» **Goals**
• A. In the records, from the first line through the line containing "1168, 2416, 1206]", substitute "eye-toggle-icon" for every "visibility-eye-icon" and give those lines back with nothing else altered.
• B. Pick up the FAQ on the mediation process from its last sentence and continue it.

FAQs ABOUT OUR MEDIATION PROCESS
It is common knowledge that the sheer number of commercial disputes generated by contemporary society cannot be effectively managed by our current legal system. The historical absence of an efficient way to resolve litigated disputes in their early stages had disastrous repercussions in both private and the public sectors. Businesses, large and small, not infrequently, have been forced into reorganization or bankruptcy simply due to the inherent costs and extensive delays of protracted litigation compounded by hopelessly back-logged courts.
Thirty-five years ago, when I began my practice, Insurance companies underwriting commercial policies reported they were spending in excess of $400 million annually on legal and expert costs alone, long before indemnification dollars were even calculated, much less authorized and spent. Corporations to this day employ - at enormous cost - legions of corporate and outside counsel to pursue or defend causes of action that get tied up in the courts, while smaller businesses and much-needed public services/protections are put on indefinite hold.
The introduction of Commercial Mediation into the Civil Litigation Arena has provided part of an answer to the perennial question: ‘Why can't the financial resources exhausted by underwriting judicial tangles be spent directly on resolving the disputes themselves? By introducing Mediation early in the life of a dispute, parties and stake-holders are now increasingly able to make reasoned assessments about the range of probable outcomes of litigation while safeguarding strategically sensitive information, and reviewing optional ways to resolve their disputes.
Even though there are numerous examples of mediations successfully conducted at both pre-filing and pre-appeal stages, the most strategically sensible timing to introduce mediation seems to be when approximately ten percent of formal discovery has been accomplished. Actual depositions may not need to have been initiated, much less completed, but parties, counsel, carriers, and, or experts must have had sufficient time and access to review factual information so that they are in a position to situate themselves in realistic negotiating positions.
Cases involving the participation of expert consultants can become "mediation-ready" as soon as preliminary investigative reports have been completed and reviewed.
In a case where all parties have agreed to mediate, most mediation firms will take on the task of securing a mutually acceptable time, date, and location, free of charge.
If all parties have not agreed to mediate in a multi-party case, most qualified private mediation firms will work to secure the agreement of all necessary parties at no additional cost. In this case, the only information that an initiating party needs to provide is the name, address, and phone number of each individual whose participation is required for a comprehensive settlement to be realized.

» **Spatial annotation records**

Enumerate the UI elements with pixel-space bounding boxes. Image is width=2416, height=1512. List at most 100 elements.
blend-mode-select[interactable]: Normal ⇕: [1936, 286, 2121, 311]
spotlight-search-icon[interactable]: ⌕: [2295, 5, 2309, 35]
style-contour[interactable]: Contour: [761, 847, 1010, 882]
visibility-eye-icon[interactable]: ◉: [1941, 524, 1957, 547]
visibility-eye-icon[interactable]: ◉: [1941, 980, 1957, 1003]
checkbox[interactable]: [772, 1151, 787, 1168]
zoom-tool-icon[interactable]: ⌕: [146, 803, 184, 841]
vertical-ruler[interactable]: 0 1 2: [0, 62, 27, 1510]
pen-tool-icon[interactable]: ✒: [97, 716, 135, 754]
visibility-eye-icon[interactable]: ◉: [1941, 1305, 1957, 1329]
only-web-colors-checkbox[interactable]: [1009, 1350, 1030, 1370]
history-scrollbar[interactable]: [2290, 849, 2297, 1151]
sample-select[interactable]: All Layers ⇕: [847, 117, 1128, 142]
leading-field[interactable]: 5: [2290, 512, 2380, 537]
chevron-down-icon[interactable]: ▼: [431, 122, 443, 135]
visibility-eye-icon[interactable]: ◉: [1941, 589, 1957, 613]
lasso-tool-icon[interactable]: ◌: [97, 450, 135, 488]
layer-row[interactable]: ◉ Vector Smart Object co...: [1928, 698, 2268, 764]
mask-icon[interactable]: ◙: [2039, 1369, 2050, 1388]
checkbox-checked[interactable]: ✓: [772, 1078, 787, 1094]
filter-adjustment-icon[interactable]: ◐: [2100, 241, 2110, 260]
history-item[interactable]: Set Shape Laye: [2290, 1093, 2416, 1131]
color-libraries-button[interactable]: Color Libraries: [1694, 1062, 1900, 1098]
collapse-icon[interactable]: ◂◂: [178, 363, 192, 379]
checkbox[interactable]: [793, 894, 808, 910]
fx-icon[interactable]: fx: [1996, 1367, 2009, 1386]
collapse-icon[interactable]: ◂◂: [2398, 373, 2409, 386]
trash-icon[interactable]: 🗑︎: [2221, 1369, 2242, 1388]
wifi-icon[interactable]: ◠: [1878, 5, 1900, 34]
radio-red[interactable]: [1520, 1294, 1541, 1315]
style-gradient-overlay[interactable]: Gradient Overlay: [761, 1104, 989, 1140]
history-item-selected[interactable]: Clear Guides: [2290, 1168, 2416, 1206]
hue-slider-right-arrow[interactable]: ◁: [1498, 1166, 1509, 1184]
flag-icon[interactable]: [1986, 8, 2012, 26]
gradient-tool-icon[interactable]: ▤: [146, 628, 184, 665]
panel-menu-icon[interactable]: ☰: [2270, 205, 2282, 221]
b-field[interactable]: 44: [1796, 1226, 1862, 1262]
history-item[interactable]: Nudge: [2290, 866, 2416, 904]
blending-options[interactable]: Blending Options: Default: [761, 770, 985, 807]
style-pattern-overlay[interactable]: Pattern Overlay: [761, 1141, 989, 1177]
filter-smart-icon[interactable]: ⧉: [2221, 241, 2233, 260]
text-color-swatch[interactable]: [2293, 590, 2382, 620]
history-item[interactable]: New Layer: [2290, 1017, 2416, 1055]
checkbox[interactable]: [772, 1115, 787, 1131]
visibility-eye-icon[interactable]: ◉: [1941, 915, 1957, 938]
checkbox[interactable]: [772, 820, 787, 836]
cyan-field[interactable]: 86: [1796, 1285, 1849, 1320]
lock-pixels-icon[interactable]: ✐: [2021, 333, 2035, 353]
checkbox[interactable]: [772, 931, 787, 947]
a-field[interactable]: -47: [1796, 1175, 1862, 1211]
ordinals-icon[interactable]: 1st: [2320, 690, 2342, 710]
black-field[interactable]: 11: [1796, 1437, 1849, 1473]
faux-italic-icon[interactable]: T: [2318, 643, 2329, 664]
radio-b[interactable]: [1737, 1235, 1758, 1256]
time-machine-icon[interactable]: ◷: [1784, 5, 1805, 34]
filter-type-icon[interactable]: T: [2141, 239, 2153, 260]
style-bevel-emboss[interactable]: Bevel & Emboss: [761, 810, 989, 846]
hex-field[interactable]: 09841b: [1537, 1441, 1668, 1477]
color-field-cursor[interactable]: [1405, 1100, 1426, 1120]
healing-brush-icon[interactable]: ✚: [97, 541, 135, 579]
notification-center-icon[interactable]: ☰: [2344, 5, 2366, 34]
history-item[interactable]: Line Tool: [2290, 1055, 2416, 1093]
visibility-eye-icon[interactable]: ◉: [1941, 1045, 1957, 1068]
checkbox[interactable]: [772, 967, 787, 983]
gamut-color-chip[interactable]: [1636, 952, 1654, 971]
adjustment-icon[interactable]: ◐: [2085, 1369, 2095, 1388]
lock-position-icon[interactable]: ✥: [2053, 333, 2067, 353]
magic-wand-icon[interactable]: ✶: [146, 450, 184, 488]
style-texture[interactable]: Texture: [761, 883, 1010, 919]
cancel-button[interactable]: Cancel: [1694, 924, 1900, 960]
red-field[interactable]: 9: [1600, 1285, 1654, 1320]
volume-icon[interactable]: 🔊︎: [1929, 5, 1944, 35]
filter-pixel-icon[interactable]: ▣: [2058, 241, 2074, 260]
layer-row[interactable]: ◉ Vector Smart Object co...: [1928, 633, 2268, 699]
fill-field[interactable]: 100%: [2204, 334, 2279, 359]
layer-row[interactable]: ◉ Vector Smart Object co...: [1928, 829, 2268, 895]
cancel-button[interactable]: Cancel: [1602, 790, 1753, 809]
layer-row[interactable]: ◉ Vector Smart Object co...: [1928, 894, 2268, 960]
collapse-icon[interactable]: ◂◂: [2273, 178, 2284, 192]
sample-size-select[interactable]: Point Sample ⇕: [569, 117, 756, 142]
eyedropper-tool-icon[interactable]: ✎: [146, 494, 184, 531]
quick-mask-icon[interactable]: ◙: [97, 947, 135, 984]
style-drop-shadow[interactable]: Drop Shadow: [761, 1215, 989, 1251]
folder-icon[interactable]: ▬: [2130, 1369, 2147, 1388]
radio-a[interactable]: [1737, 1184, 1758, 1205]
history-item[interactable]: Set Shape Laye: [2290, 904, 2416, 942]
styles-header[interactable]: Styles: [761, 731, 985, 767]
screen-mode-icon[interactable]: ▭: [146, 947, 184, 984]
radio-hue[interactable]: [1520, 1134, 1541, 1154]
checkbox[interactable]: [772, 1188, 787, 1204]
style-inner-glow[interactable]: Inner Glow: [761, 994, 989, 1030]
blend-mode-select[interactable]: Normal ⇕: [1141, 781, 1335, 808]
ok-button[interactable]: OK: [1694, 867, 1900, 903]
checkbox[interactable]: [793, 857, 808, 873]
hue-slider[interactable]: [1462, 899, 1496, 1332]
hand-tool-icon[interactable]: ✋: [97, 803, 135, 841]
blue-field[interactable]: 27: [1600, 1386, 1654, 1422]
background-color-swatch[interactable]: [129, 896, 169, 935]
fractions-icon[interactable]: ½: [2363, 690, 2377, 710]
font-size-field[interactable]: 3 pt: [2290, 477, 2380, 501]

» **Outputs**
• A.
Enumerate the UI elements with pixel-space bounding boxes. Image is width=2416, height=1512. List at most 100 elements.
blend-mode-select[interactable]: Normal ⇕: [1936, 286, 2121, 311]
spotlight-search-icon[interactable]: ⌕: [2295, 5, 2309, 35]
style-contour[interactable]: Contour: [761, 847, 1010, 882]
eye-toggle-icon[interactable]: ◉: [1941, 524, 1957, 547]
eye-toggle-icon[interactable]: ◉: [1941, 980, 1957, 1003]
checkbox[interactable]: [772, 1151, 787, 1168]
zoom-tool-icon[interactable]: ⌕: [146, 803, 184, 841]
vertical-ruler[interactable]: 0 1 2: [0, 62, 27, 1510]
pen-tool-icon[interactable]: ✒: [97, 716, 135, 754]
eye-toggle-icon[interactable]: ◉: [1941, 1305, 1957, 1329]
only-web-colors-checkbox[interactable]: [1009, 1350, 1030, 1370]
history-scrollbar[interactable]: [2290, 849, 2297, 1151]
sample-select[interactable]: All Layers ⇕: [847, 117, 1128, 142]
leading-field[interactable]: 5: [2290, 512, 2380, 537]
chevron-down-icon[interactable]: ▼: [431, 122, 443, 135]
eye-toggle-icon[interactable]: ◉: [1941, 589, 1957, 613]
lasso-tool-icon[interactable]: ◌: [97, 450, 135, 488]
layer-row[interactable]: ◉ Vector Smart Object co...: [1928, 698, 2268, 764]
mask-icon[interactable]: ◙: [2039, 1369, 2050, 1388]
checkbox-checked[interactable]: ✓: [772, 1078, 787, 1094]
filter-adjustment-icon[interactable]: ◐: [2100, 241, 2110, 260]
history-item[interactable]: Set Shape Laye: [2290, 1093, 2416, 1131]
color-libraries-button[interactable]: Color Libraries: [1694, 1062, 1900, 1098]
collapse-icon[interactable]: ◂◂: [178, 363, 192, 379]
checkbox[interactable]: [793, 894, 808, 910]
fx-icon[interactable]: fx: [1996, 1367, 2009, 1386]
collapse-icon[interactable]: ◂◂: [2398, 373, 2409, 386]
trash-icon[interactable]: 🗑︎: [2221, 1369, 2242, 1388]
wifi-icon[interactable]: ◠: [1878, 5, 1900, 34]
radio-red[interactable]: [1520, 1294, 1541, 1315]
style-gradient-overlay[interactable]: Gradient Overlay: [761, 1104, 989, 1140]
history-item-selected[interactable]: Clear Guides: [2290, 1168, 2416, 1206]

• B.
Because professional mediation in commercial cases is a relatively new field, many counsel (as well as parties, carriers, and experts) may have had limited mediation experience and, unhappily, some of those who have participated in previous mediations may have suffered at the hands of inexperienced of un-qualified mediators. As a consequence, the suggestion of mediation as a tool for settlement can meet with some understandable resistance. Furthermore, given the strategically sensitive nature of information in most litigations, counsel are dutifully reluctant to select a mediation service unless its competence and neutrality can be reasonably assured. Using the track record of a successful mediation service will help provide a standard against which counsel may evaluate another firm's service. A professional mediation firm will also be able to provide parties with a seasoned view of the benefits and/or safeguards built into a well-managed, mediation procedure.
An additional consideration is that opponents embroiled in a dispute are often reluctant to accept recommendations from their adversaries. They are more apt to accept the guidance of a successful, independent mediator whose ongoing professional reputation depends on securing beneficial results for all sides. Therefore, parties seeking agreements to mediate will benefit from engaging an established mediation service, with national mediation experience and a solid reputation with multiple insurance carriers and nationally-known law firms. A qualified private mediation firm will secure parties' agreements to participate in and co-fund mediations in the majority of all cases referred.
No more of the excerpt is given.